**TASK OBJECTIVE**.
Locate the line containing "Decode this image", then please write out that line and all the lines below it in the entries exactly.

**TASK DATA**.
────────────────────────────────────────
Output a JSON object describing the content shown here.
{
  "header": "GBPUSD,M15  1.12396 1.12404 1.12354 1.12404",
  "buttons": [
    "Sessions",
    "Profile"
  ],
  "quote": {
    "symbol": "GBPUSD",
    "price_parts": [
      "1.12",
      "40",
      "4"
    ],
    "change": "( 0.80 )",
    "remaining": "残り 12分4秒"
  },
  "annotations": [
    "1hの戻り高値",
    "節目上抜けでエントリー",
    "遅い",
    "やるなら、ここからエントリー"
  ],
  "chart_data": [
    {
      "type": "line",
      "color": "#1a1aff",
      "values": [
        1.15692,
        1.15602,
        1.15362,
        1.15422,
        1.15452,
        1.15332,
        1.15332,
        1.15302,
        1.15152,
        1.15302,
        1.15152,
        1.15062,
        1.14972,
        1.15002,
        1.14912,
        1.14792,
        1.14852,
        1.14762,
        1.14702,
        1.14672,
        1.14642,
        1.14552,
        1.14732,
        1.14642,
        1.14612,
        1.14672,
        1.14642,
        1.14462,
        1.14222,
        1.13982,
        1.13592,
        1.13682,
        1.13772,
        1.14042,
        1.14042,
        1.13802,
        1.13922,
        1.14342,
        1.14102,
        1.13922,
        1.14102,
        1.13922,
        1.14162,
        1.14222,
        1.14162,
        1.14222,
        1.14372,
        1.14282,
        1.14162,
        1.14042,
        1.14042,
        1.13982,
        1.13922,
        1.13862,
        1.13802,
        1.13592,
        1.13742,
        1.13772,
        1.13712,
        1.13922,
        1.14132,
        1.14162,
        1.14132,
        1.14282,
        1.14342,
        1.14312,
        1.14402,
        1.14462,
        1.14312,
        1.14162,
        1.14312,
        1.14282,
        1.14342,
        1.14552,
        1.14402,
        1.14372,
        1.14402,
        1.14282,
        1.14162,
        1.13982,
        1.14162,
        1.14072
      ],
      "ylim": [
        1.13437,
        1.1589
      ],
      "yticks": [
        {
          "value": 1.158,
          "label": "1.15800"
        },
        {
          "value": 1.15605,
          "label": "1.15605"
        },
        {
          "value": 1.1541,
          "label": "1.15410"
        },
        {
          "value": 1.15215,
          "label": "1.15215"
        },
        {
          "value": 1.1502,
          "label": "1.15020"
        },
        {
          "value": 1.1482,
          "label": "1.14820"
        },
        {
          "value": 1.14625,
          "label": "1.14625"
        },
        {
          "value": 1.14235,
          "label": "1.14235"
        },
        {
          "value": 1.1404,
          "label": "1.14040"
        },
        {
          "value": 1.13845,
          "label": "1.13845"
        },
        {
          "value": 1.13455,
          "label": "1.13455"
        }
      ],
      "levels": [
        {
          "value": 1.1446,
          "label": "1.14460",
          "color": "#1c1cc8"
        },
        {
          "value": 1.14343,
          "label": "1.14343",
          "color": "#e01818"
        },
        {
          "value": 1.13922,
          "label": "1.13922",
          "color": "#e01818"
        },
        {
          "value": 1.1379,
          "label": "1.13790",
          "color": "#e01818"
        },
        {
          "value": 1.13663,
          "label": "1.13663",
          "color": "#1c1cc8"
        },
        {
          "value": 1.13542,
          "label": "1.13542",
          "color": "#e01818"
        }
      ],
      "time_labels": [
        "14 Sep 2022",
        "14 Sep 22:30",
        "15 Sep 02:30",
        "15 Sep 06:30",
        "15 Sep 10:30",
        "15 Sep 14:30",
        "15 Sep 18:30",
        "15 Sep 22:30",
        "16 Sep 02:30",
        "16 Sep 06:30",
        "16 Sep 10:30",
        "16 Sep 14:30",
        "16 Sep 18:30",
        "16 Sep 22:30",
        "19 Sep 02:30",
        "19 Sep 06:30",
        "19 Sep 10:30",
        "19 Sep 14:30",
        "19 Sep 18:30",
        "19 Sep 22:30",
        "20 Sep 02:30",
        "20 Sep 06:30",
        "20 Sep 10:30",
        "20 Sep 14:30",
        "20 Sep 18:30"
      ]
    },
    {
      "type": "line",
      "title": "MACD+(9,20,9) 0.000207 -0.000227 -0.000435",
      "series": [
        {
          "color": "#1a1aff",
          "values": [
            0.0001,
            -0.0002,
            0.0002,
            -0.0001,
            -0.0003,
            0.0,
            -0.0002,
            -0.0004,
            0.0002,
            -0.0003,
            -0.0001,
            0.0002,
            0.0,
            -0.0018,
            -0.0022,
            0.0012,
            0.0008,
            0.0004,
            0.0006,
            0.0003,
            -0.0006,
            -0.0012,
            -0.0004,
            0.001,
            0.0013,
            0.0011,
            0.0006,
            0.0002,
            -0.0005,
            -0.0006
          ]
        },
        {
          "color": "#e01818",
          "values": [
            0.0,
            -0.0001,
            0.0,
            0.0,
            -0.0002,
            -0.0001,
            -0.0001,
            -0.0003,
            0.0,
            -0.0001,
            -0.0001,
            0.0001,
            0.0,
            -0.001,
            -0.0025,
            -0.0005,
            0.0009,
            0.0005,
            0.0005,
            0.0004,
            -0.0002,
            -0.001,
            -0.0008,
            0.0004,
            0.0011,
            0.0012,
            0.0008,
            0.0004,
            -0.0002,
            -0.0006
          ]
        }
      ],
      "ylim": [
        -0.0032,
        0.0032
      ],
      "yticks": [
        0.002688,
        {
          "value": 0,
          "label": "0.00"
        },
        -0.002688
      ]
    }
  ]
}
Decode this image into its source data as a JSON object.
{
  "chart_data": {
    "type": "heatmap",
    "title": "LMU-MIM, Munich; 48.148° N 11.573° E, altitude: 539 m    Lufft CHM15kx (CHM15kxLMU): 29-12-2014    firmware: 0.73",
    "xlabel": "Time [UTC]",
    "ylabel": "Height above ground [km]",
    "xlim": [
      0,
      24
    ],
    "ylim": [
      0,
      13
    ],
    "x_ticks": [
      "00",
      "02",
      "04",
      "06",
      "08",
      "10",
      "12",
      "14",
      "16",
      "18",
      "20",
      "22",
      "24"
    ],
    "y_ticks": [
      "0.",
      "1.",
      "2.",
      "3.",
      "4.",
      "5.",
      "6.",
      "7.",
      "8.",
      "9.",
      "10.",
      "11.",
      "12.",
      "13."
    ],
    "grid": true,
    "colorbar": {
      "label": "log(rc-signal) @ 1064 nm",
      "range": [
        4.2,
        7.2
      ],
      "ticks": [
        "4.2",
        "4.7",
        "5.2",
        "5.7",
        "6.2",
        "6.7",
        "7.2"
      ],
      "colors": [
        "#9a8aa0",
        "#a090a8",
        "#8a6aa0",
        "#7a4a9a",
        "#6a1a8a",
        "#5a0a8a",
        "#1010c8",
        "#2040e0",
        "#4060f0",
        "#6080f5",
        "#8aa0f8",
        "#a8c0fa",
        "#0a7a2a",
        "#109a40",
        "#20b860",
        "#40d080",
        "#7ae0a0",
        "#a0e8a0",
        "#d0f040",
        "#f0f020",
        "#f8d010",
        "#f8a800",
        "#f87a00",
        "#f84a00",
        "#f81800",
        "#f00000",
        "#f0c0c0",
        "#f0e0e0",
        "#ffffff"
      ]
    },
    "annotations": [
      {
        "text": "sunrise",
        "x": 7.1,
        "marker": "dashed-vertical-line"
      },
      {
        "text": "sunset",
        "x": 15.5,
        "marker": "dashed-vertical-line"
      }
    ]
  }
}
────────────────────────────────────────
**RESULT OF THIS TASK**.
Decode this image into its source data as a JSON object.
{
  "chart_data": {
    "type": "heatmap",
    "title": "LMU-MIM, Munich; 48.148° N 11.573° E, altitude: 539 m    Lufft CHM15kx (CHM15kxLMU): 29-12-2014    firmware: 0.73",
    "xlabel": "Time [UTC]",
    "ylabel": "Height above ground [km]",
    "xlim": [
      0,
      24
    ],
    "ylim": [
      0,
      13
    ],
    "x_ticks": [
      "00",
      "02",
      "04",
      "06",
      "08",
      "10",
      "12",
      "14",
      "16",
      "18",
      "20",
      "22",
      "24"
    ],
    "y_ticks": [
      "0.",
      "1.",
      "2.",
      "3.",
      "4.",
      "5.",
      "6.",
      "7.",
      "8.",
      "9.",
      "10.",
      "11.",
      "12.",
      "13."
    ],
    "grid": true,
    "colorbar": {
      "label": "log(rc-signal) @ 1064 nm",
      "range": [
        4.2,
        7.2
      ],
      "ticks": [
        "4.2",
        "4.7",
        "5.2",
        "5.7",
        "6.2",
        "6.7",
        "7.2"
      ],
      "colors": [
        "#9a8aa0",
        "#a090a8",
        "#8a6aa0",
        "#7a4a9a",
        "#6a1a8a",
        "#5a0a8a",
        "#1010c8",
        "#2040e0",
        "#4060f0",
        "#6080f5",
        "#8aa0f8",
        "#a8c0fa",
        "#0a7a2a",
        "#109a40",
        "#20b860",
        "#40d080",
        "#7ae0a0",
        "#a0e8a0",
        "#d0f040",
        "#f0f020",
        "#f8d010",
        "#f8a800",
        "#f87a00",
        "#f84a00",
        "#f81800",
        "#f00000",
        "#f0c0c0",
        "#f0e0e0",
        "#ffffff"
      ]
    },
    "annotations": [
      {
        "text": "sunrise",
        "x": 7.1,
        "marker": "dashed-vertical-line"
      },
      {
        "text": "sunset",
        "x": 15.5,
        "marker": "dashed-vertical-line"
      }
    ]
  }
}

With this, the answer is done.